INPUT FOR THIS TASK:
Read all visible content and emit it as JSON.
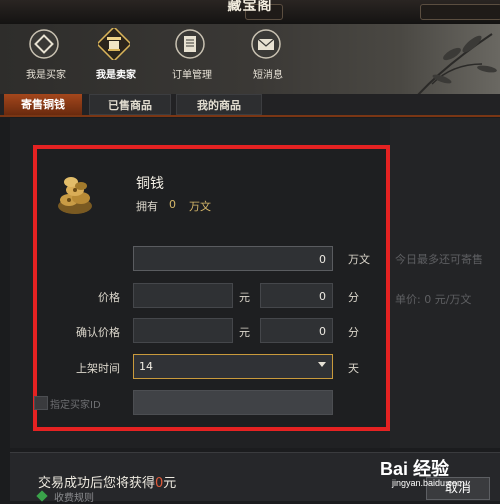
{
  "window": {
    "title": "藏宝阁"
  },
  "nav": {
    "items": [
      {
        "label": "我是买家",
        "icon": "coin-diamond-icon",
        "active": false
      },
      {
        "label": "我是卖家",
        "icon": "stall-icon",
        "active": true
      },
      {
        "label": "订单管理",
        "icon": "book-icon",
        "active": false
      },
      {
        "label": "短消息",
        "icon": "envelope-icon",
        "active": false
      }
    ]
  },
  "tabs": [
    {
      "label": "寄售铜钱",
      "active": true
    },
    {
      "label": "已售商品",
      "active": false
    },
    {
      "label": "我的商品",
      "active": false
    }
  ],
  "item": {
    "name": "铜钱",
    "owned_label": "拥有",
    "owned_value": "0",
    "owned_unit": "万文",
    "icon": "coin-pile-icon"
  },
  "form": {
    "amount_value": "0",
    "amount_unit": "万文",
    "price_label": "价格",
    "price_yuan_value": "",
    "price_yuan_unit": "元",
    "price_fen_value": "0",
    "price_fen_unit": "分",
    "confirm_label": "确认价格",
    "confirm_yuan_value": "",
    "confirm_yuan_unit": "元",
    "confirm_fen_value": "0",
    "confirm_fen_unit": "分",
    "time_label": "上架时间",
    "time_value": "14",
    "time_unit": "天",
    "buyer_label": "指定买家ID",
    "buyer_value": ""
  },
  "hints": {
    "remaining": "今日最多还可寄售",
    "unitprice_label": "单价:",
    "unitprice_value": "0",
    "unitprice_unit": "元/万文"
  },
  "bottom": {
    "gain_prefix": "交易成功后您将获得",
    "gain_value": "0",
    "gain_unit": "元",
    "sub_text": "收费规则",
    "cancel_label": "取消"
  },
  "watermark": {
    "brand": "Bai 经验",
    "url": "jingyan.baidu.com"
  },
  "colors": {
    "accent_red": "#e52222",
    "tab_active": "#a4471c",
    "gold": "#d7b86a",
    "field_border_focus": "#c99a3c"
  }
}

INSTRUCTION: All the records above need to be given again word for word. Skip the pictures.

PROBLEM SOLUTION:
Read all visible content and emit it as JSON.
{
  "window": {
    "title": "藏宝阁"
  },
  "nav": {
    "items": [
      {
        "label": "我是买家",
        "icon": "coin-diamond-icon",
        "active": false
      },
      {
        "label": "我是卖家",
        "icon": "stall-icon",
        "active": true
      },
      {
        "label": "订单管理",
        "icon": "book-icon",
        "active": false
      },
      {
        "label": "短消息",
        "icon": "envelope-icon",
        "active": false
      }
    ]
  },
  "tabs": [
    {
      "label": "寄售铜钱",
      "active": true
    },
    {
      "label": "已售商品",
      "active": false
    },
    {
      "label": "我的商品",
      "active": false
    }
  ],
  "item": {
    "name": "铜钱",
    "owned_label": "拥有",
    "owned_value": "0",
    "owned_unit": "万文",
    "icon": "coin-pile-icon"
  },
  "form": {
    "amount_value": "0",
    "amount_unit": "万文",
    "price_label": "价格",
    "price_yuan_value": "",
    "price_yuan_unit": "元",
    "price_fen_value": "0",
    "price_fen_unit": "分",
    "confirm_label": "确认价格",
    "confirm_yuan_value": "",
    "confirm_yuan_unit": "元",
    "confirm_fen_value": "0",
    "confirm_fen_unit": "分",
    "time_label": "上架时间",
    "time_value": "14",
    "time_unit": "天",
    "buyer_label": "指定买家ID",
    "buyer_value": ""
  },
  "hints": {
    "remaining": "今日最多还可寄售",
    "unitprice_label": "单价:",
    "unitprice_value": "0",
    "unitprice_unit": "元/万文"
  },
  "bottom": {
    "gain_prefix": "交易成功后您将获得",
    "gain_value": "0",
    "gain_unit": "元",
    "sub_text": "收费规则",
    "cancel_label": "取消"
  },
  "watermark": {
    "brand": "Bai 经验",
    "url": "jingyan.baidu.com"
  },
  "colors": {
    "accent_red": "#e52222",
    "tab_active": "#a4471c",
    "gold": "#d7b86a",
    "field_border_focus": "#c99a3c"
  }
}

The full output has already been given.